Quote the entries that follow exactly, leaving none out.

── LISTED ENTRIES ──

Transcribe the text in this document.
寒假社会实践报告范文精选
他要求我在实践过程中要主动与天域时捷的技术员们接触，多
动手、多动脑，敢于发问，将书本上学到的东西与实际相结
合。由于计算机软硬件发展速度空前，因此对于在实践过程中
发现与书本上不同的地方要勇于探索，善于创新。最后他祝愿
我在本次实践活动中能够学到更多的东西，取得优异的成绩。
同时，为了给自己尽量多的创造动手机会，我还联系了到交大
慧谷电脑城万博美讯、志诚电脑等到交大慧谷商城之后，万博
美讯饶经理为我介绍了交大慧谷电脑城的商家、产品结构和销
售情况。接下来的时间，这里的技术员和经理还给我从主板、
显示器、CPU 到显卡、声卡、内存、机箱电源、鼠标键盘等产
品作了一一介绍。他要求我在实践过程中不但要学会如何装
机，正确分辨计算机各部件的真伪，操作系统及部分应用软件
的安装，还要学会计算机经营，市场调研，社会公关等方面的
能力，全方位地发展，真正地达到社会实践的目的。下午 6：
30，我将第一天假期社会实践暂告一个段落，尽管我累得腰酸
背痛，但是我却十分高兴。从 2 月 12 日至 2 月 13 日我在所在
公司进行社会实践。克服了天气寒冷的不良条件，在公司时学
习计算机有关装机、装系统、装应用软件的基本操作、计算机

───

_TASK ANSWER:_
Transcribe the text in this document.
寒假社会实践报告范文精选
他要求我在实践过程中要主动与天域时捷的技术员们接触，多
动手、多动脑，敢于发问，将书本上学到的东西与实际相结
合。由于计算机软硬件发展速度空前，因此对于在实践过程中
发现与书本上不同的地方要勇于探索，善于创新。最后他祝愿
我在本次实践活动中能够学到更多的东西，取得优异的成绩。
同时，为了给自己尽量多的创造动手机会，我还联系了到交大
慧谷电脑城万博美讯、志诚电脑等到交大慧谷商城之后，万博
美讯饶经理为我介绍了交大慧谷电脑城的商家、产品结构和销
售情况。接下来的时间，这里的技术员和经理还给我从主板、
显示器、CPU 到显卡、声卡、内存、机箱电源、鼠标键盘等产
品作了一一介绍。他要求我在实践过程中不但要学会如何装
机，正确分辨计算机各部件的真伪，操作系统及部分应用软件
的安装，还要学会计算机经营，市场调研，社会公关等方面的
能力，全方位地发展，真正地达到社会实践的目的。下午 6：
30，我将第一天假期社会实践暂告一个段落，尽管我累得腰酸
背痛，但是我却十分高兴。从 2 月 12 日至 2 月 13 日我在所在
公司进行社会实践。克服了天气寒冷的不良条件，在公司时学
习计算机有关装机、装系统、装应用软件的基本操作、计算机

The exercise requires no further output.